▶ **Stated problem**:
Pull out every line below holding the word "winds".

Entries taken from a collection:
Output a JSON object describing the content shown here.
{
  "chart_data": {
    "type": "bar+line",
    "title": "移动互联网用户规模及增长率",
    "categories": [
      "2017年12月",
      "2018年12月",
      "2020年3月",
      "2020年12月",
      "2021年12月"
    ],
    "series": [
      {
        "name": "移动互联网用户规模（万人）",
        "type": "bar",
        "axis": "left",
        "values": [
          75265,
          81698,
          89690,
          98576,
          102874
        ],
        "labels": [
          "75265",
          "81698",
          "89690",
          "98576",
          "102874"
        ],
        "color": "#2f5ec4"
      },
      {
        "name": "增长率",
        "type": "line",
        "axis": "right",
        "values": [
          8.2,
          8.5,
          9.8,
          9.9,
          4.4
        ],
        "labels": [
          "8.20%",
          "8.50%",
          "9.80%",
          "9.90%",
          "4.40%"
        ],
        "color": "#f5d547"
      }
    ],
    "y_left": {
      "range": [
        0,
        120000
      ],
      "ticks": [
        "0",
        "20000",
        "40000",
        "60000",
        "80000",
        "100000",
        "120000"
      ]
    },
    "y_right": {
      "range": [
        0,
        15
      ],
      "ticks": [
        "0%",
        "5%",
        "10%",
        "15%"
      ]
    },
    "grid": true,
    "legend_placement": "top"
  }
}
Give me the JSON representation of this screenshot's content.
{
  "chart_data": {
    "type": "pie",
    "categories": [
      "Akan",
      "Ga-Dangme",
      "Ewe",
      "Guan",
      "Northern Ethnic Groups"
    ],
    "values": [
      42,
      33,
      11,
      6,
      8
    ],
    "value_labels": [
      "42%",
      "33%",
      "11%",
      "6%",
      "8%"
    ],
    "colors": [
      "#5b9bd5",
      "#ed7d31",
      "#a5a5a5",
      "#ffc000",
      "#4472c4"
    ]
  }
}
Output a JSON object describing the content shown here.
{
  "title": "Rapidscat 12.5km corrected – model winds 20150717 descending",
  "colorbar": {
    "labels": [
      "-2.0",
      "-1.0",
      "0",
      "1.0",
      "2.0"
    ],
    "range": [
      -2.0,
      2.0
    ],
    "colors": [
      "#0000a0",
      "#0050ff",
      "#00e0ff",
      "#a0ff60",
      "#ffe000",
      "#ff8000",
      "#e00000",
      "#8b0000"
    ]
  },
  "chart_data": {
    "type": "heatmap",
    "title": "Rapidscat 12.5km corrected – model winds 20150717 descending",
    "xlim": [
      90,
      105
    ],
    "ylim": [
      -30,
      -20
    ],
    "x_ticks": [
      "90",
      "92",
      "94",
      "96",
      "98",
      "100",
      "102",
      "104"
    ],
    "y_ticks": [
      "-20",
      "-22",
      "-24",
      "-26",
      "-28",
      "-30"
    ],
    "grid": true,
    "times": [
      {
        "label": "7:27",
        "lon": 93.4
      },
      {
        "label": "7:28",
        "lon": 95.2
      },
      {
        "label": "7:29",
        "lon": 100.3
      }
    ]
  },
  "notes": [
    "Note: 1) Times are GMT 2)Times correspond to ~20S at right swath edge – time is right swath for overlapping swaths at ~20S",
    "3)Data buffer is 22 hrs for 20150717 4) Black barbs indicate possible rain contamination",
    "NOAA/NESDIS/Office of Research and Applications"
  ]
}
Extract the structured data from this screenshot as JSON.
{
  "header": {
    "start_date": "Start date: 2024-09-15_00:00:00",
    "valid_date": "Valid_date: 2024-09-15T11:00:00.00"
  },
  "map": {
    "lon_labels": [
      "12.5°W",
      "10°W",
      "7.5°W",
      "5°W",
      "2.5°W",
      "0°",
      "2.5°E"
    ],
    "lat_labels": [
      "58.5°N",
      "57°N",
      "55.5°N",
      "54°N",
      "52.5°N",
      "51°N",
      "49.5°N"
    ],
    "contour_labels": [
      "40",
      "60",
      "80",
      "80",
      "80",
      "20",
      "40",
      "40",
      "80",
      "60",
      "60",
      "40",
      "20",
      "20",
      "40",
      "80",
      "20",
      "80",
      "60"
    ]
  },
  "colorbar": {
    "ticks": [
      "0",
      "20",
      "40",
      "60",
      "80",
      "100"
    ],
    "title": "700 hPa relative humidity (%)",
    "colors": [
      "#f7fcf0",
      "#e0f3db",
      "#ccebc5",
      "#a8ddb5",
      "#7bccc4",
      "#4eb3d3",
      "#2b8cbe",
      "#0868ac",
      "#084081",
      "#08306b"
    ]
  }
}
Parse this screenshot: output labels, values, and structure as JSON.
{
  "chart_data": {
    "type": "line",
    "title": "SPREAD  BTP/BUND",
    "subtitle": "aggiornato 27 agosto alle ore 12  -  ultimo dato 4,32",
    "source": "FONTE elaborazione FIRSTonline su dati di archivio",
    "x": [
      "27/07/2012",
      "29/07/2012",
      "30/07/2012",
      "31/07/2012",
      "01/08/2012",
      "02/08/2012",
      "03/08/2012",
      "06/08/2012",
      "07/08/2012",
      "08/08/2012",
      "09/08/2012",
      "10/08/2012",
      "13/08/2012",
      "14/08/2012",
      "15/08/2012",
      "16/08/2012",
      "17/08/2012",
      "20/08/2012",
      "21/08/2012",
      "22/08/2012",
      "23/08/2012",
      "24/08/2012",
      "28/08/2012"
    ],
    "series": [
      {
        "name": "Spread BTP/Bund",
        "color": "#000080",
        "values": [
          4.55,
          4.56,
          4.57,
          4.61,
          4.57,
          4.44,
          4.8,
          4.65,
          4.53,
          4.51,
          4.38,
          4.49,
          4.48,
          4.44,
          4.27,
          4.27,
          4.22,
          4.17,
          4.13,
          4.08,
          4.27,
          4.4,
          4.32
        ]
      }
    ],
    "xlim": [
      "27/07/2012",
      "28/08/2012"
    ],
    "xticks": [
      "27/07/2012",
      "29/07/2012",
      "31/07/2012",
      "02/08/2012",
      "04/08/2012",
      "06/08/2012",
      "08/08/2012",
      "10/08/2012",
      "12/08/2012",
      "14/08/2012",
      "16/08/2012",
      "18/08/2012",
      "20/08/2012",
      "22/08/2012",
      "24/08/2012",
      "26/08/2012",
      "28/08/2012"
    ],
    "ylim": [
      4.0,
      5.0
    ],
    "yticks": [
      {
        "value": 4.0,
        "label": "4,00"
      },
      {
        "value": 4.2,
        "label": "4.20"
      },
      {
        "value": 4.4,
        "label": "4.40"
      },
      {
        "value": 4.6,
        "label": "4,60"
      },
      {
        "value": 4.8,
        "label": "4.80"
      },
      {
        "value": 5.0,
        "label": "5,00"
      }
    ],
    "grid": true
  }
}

▶ **Written response**:
  "title": "Rapidscat 12.5km corrected – model winds 20150717 descending",
    "title": "Rapidscat 12.5km corrected – model winds 20150717 descending",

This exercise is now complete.